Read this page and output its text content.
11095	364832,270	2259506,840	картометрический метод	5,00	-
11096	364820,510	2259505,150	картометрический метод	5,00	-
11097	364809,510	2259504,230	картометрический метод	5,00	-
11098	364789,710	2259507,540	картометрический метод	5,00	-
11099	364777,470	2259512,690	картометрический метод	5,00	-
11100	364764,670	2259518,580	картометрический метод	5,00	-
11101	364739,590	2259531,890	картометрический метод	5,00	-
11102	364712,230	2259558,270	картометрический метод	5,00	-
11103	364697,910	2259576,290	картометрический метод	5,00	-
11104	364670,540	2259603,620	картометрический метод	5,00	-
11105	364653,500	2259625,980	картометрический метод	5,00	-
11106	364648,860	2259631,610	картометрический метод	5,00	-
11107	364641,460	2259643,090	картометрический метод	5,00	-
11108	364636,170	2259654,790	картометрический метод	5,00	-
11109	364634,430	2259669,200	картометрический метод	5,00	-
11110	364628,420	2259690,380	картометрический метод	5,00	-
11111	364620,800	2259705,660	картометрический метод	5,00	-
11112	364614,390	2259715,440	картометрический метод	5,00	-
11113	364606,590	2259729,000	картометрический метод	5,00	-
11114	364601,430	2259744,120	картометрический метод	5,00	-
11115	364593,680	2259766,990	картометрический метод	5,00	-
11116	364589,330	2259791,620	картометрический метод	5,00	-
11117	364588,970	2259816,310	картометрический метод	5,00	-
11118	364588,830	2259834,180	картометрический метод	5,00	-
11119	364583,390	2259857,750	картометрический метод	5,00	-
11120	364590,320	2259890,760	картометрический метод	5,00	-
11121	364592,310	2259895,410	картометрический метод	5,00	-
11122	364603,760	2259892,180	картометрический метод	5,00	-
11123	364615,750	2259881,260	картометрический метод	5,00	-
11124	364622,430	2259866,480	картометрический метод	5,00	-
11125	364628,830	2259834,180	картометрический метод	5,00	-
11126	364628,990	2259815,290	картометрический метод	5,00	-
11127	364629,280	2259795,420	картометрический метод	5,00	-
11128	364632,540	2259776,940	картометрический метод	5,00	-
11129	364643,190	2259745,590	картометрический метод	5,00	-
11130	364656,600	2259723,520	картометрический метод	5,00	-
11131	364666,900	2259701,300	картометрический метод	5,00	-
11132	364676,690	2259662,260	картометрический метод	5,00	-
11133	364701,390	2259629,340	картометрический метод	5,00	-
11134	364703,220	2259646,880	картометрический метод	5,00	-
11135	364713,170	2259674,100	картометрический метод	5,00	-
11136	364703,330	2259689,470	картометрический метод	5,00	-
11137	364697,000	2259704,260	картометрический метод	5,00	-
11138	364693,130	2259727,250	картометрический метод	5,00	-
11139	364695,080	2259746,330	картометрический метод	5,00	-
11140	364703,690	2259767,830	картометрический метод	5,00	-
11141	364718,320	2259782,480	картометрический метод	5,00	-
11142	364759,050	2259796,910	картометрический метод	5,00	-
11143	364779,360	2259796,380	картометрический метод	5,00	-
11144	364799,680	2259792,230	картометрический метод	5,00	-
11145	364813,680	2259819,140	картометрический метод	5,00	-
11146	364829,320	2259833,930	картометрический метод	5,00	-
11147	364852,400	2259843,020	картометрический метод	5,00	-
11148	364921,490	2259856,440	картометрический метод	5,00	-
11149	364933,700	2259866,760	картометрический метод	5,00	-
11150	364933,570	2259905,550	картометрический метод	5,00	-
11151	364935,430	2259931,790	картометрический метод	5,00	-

● **Exercise instructions**
Repeat every line of the data, exactly and in full.

● **Completed task**
Read this page and output its text content.
11095	364832,270	2259506,840	картометрический метод	5,00	-
11096	364820,510	2259505,150	картометрический метод	5,00	-
11097	364809,510	2259504,230	картометрический метод	5,00	-
11098	364789,710	2259507,540	картометрический метод	5,00	-
11099	364777,470	2259512,690	картометрический метод	5,00	-
11100	364764,670	2259518,580	картометрический метод	5,00	-
11101	364739,590	2259531,890	картометрический метод	5,00	-
11102	364712,230	2259558,270	картометрический метод	5,00	-
11103	364697,910	2259576,290	картометрический метод	5,00	-
11104	364670,540	2259603,620	картометрический метод	5,00	-
11105	364653,500	2259625,980	картометрический метод	5,00	-
11106	364648,860	2259631,610	картометрический метод	5,00	-
11107	364641,460	2259643,090	картометрический метод	5,00	-
11108	364636,170	2259654,790	картометрический метод	5,00	-
11109	364634,430	2259669,200	картометрический метод	5,00	-
11110	364628,420	2259690,380	картометрический метод	5,00	-
11111	364620,800	2259705,660	картометрический метод	5,00	-
11112	364614,390	2259715,440	картометрический метод	5,00	-
11113	364606,590	2259729,000	картометрический метод	5,00	-
11114	364601,430	2259744,120	картометрический метод	5,00	-
11115	364593,680	2259766,990	картометрический метод	5,00	-
11116	364589,330	2259791,620	картометрический метод	5,00	-
11117	364588,970	2259816,310	картометрический метод	5,00	-
11118	364588,830	2259834,180	картометрический метод	5,00	-
11119	364583,390	2259857,750	картометрический метод	5,00	-
11120	364590,320	2259890,760	картометрический метод	5,00	-
11121	364592,310	2259895,410	картометрический метод	5,00	-
11122	364603,760	2259892,180	картометрический метод	5,00	-
11123	364615,750	2259881,260	картометрический метод	5,00	-
11124	364622,430	2259866,480	картометрический метод	5,00	-
11125	364628,830	2259834,180	картометрический метод	5,00	-
11126	364628,990	2259815,290	картометрический метод	5,00	-
11127	364629,280	2259795,420	картометрический метод	5,00	-
11128	364632,540	2259776,940	картометрический метод	5,00	-
11129	364643,190	2259745,590	картометрический метод	5,00	-
11130	364656,600	2259723,520	картометрический метод	5,00	-
11131	364666,900	2259701,300	картометрический метод	5,00	-
11132	364676,690	2259662,260	картометрический метод	5,00	-
11133	364701,390	2259629,340	картометрический метод	5,00	-
11134	364703,220	2259646,880	картометрический метод	5,00	-
11135	364713,170	2259674,100	картометрический метод	5,00	-
11136	364703,330	2259689,470	картометрический метод	5,00	-
11137	364697,000	2259704,260	картометрический метод	5,00	-
11138	364693,130	2259727,250	картометрический метод	5,00	-
11139	364695,080	2259746,330	картометрический метод	5,00	-
11140	364703,690	2259767,830	картометрический метод	5,00	-
11141	364718,320	2259782,480	картометрический метод	5,00	-
11142	364759,050	2259796,910	картометрический метод	5,00	-
11143	364779,360	2259796,380	картометрический метод	5,00	-
11144	364799,680	2259792,230	картометрический метод	5,00	-
11145	364813,680	2259819,140	картометрический метод	5,00	-
11146	364829,320	2259833,930	картометрический метод	5,00	-
11147	364852,400	2259843,020	картометрический метод	5,00	-
11148	364921,490	2259856,440	картометрический метод	5,00	-
11149	364933,700	2259866,760	картометрический метод	5,00	-
11150	364933,570	2259905,550	картометрический метод	5,00	-
11151	364935,430	2259931,790	картометрический метод	5,00	-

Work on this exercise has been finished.